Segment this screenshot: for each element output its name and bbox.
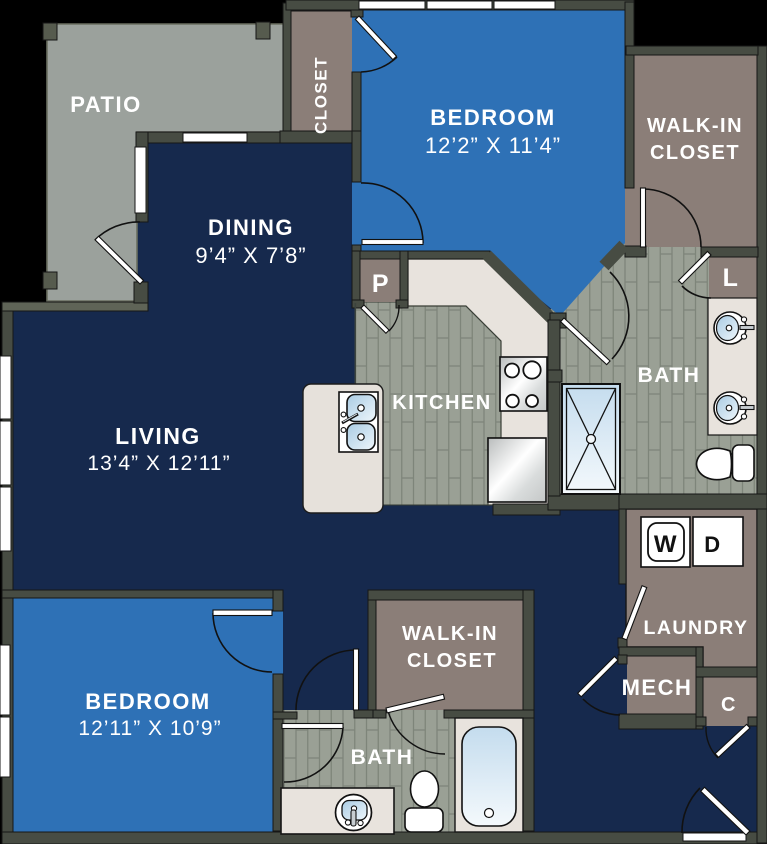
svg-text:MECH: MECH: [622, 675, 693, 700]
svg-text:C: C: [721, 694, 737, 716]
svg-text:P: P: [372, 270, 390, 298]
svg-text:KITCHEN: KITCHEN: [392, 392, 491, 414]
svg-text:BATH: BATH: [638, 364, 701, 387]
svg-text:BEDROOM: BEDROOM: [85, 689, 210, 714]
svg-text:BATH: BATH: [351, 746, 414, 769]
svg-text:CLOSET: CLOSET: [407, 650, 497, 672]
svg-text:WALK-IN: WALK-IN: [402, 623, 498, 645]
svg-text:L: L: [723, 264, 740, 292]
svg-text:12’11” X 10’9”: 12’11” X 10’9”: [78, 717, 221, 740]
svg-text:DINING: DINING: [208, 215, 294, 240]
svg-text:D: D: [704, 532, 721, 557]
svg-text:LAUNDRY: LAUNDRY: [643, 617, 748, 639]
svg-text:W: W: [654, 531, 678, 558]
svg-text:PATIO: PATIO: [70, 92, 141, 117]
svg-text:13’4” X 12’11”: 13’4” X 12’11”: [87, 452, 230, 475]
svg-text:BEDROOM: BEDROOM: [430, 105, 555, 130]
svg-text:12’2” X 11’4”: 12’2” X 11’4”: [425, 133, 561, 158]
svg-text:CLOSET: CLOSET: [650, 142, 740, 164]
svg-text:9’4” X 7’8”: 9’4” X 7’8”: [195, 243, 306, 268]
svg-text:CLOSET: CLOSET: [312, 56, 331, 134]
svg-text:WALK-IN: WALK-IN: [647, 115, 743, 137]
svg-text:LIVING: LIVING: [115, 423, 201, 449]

---------------

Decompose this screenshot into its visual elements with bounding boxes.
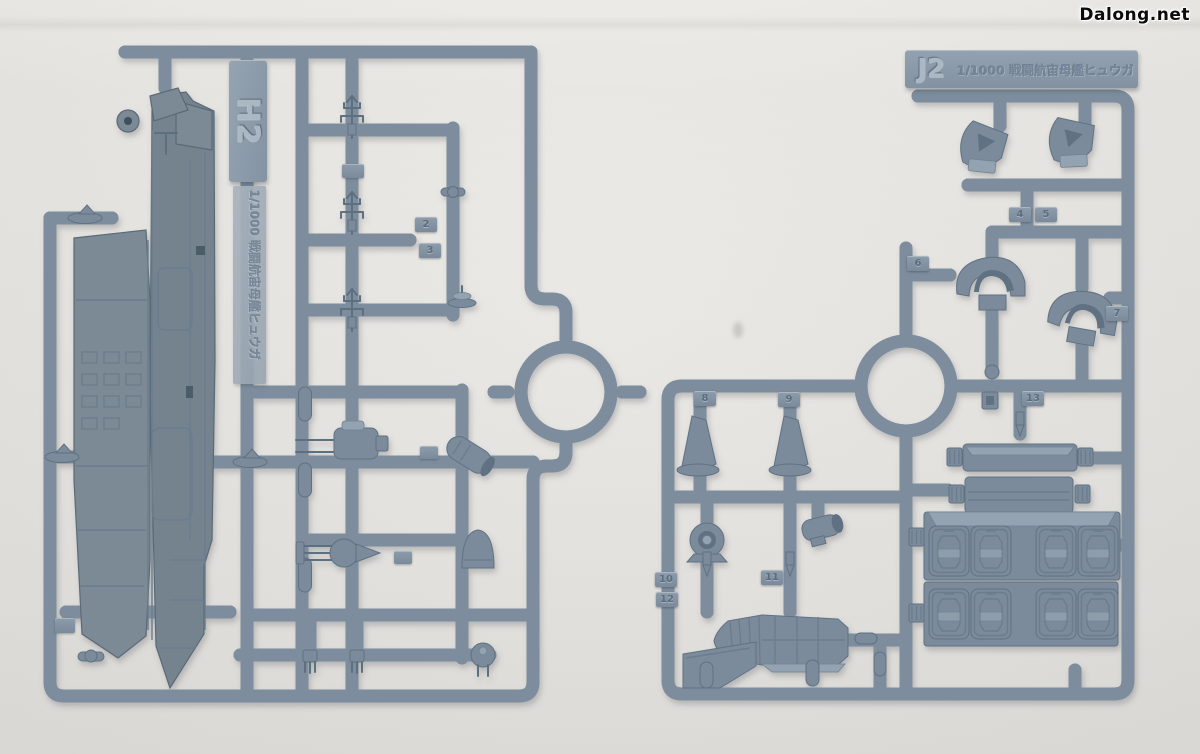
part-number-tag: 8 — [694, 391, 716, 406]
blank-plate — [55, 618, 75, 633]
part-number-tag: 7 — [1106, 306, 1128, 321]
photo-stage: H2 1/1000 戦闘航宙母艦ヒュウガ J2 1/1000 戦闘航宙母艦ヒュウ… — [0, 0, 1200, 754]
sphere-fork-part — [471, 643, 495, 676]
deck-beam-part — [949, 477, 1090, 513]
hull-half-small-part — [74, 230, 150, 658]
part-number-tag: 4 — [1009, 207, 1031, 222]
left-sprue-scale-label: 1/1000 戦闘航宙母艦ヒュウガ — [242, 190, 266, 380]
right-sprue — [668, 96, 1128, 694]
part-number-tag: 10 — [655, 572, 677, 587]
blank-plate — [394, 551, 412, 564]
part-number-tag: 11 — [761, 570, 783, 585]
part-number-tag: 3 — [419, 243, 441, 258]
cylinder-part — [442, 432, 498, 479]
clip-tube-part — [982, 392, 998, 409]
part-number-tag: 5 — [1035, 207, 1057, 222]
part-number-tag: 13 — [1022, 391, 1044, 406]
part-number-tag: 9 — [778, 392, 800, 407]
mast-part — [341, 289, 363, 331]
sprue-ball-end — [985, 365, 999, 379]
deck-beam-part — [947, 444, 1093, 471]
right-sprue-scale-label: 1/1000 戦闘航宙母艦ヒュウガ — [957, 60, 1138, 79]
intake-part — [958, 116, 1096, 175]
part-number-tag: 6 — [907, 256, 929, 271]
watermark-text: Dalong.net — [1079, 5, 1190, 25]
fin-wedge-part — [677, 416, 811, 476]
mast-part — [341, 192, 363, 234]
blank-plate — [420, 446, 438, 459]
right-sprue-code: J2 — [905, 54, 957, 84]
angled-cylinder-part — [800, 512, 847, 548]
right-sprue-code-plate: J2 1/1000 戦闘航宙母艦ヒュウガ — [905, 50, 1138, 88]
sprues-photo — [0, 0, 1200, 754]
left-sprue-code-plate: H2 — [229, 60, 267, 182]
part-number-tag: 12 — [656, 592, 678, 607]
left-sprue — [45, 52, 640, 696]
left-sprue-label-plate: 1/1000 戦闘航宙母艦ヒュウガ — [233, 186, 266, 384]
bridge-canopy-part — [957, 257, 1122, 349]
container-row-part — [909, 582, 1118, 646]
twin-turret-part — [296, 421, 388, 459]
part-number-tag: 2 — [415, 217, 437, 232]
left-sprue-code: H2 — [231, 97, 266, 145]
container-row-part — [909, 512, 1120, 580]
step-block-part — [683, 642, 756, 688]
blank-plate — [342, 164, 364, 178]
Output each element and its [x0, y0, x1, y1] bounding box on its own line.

---------------

» Given task
Recast the material from the line containing "svg-text:MECH: MECH: [622, 675, 693, 700]" through the line containing "svg-text:WALK-IN: WALK-IN: [647, 115, 743, 137]" as a Markdown table with the columns Index and Entry, where Index numbers each row and Entry holds the line. Leave out any blank lines.

» Result for this exercise
| Index | Entry |
|---|---|
| 1 | svg-text:MECH: MECH: [622, 675, 693, 700] |
| 2 | svg-text:C: C: [721, 694, 737, 716] |
| 3 | svg-text:P: P: [372, 270, 390, 298] |
| 4 | svg-text:KITCHEN: KITCHEN: [392, 392, 491, 414] |
| 5 | svg-text:BATH: BATH: [638, 364, 701, 387] |
| 6 | svg-text:BEDROOM: BEDROOM: [85, 689, 210, 714] |
| 7 | svg-text:BATH: BATH: [351, 746, 414, 769] |
| 8 | svg-text:CLOSET: CLOSET: [407, 650, 497, 672] |
| 9 | svg-text:WALK-IN: WALK-IN: [402, 623, 498, 645] |
| 10 | svg-text:L: L: [723, 264, 740, 292] |
| 11 | svg-text:12’11” X 10’9”: 12’11” X 10’9”: [78, 717, 221, 740] |
| 12 | svg-text:DINING: DINING: [208, 215, 294, 240] |
| 13 | svg-text:D: D: [704, 532, 721, 557] |
| 14 | svg-text:LAUNDRY: LAUNDRY: [643, 617, 748, 639] |
| 15 | svg-text:W: W: [654, 531, 678, 558] |
| 16 | svg-text:PATIO: PATIO: [70, 92, 141, 117] |
| 17 | svg-text:13’4” X 12’11”: 13’4” X 12’11”: [87, 452, 230, 475] |
| 18 | svg-text:BEDROOM: BEDROOM: [430, 105, 555, 130] |
| 19 | svg-text:12’2” X 11’4”: 12’2” X 11’4”: [425, 133, 561, 158] |
| 20 | svg-text:CLOSET: CLOSET: [650, 142, 740, 164] |
| 21 | svg-text:9’4” X 7’8”: 9’4” X 7’8”: [195, 243, 306, 268] |
| 22 | svg-text:CLOSET: CLOSET: [312, 56, 331, 134] |
| 23 | svg-text:WALK-IN: WALK-IN: [647, 115, 743, 137] |